**Task objective:**
Copy down all of the data underneath, exactly as shown.

#### Records provided ####

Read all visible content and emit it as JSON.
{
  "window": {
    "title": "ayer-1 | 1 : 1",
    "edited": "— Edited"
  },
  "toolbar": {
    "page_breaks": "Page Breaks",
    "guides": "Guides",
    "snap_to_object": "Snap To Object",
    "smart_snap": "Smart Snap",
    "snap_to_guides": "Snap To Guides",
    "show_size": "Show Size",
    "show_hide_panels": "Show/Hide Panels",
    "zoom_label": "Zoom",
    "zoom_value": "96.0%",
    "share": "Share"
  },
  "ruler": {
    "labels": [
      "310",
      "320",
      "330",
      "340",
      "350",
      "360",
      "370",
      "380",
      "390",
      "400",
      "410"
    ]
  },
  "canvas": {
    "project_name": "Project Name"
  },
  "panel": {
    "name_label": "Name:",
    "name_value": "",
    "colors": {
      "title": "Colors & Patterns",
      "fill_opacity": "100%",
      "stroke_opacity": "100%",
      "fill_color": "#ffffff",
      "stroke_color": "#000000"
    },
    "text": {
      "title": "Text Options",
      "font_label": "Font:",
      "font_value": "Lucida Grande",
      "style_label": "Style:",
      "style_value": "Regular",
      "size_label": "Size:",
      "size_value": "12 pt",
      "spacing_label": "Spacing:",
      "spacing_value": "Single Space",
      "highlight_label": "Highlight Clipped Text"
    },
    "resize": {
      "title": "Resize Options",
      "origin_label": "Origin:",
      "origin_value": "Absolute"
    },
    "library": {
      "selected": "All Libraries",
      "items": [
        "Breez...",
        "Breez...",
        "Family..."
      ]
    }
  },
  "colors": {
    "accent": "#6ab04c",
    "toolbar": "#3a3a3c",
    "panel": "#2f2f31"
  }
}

####

**Task answer:**
Read all visible content and emit it as JSON.
{
  "window": {
    "title": "ayer-1 | 1 : 1",
    "edited": "— Edited"
  },
  "toolbar": {
    "page_breaks": "Page Breaks",
    "guides": "Guides",
    "snap_to_object": "Snap To Object",
    "smart_snap": "Smart Snap",
    "snap_to_guides": "Snap To Guides",
    "show_size": "Show Size",
    "show_hide_panels": "Show/Hide Panels",
    "zoom_label": "Zoom",
    "zoom_value": "96.0%",
    "share": "Share"
  },
  "ruler": {
    "labels": [
      "310",
      "320",
      "330",
      "340",
      "350",
      "360",
      "370",
      "380",
      "390",
      "400",
      "410"
    ]
  },
  "canvas": {
    "project_name": "Project Name"
  },
  "panel": {
    "name_label": "Name:",
    "name_value": "",
    "colors": {
      "title": "Colors & Patterns",
      "fill_opacity": "100%",
      "stroke_opacity": "100%",
      "fill_color": "#ffffff",
      "stroke_color": "#000000"
    },
    "text": {
      "title": "Text Options",
      "font_label": "Font:",
      "font_value": "Lucida Grande",
      "style_label": "Style:",
      "style_value": "Regular",
      "size_label": "Size:",
      "size_value": "12 pt",
      "spacing_label": "Spacing:",
      "spacing_value": "Single Space",
      "highlight_label": "Highlight Clipped Text"
    },
    "resize": {
      "title": "Resize Options",
      "origin_label": "Origin:",
      "origin_value": "Absolute"
    },
    "library": {
      "selected": "All Libraries",
      "items": [
        "Breez...",
        "Breez...",
        "Family..."
      ]
    }
  },
  "colors": {
    "accent": "#6ab04c",
    "toolbar": "#3a3a3c",
    "panel": "#2f2f31"
  }
}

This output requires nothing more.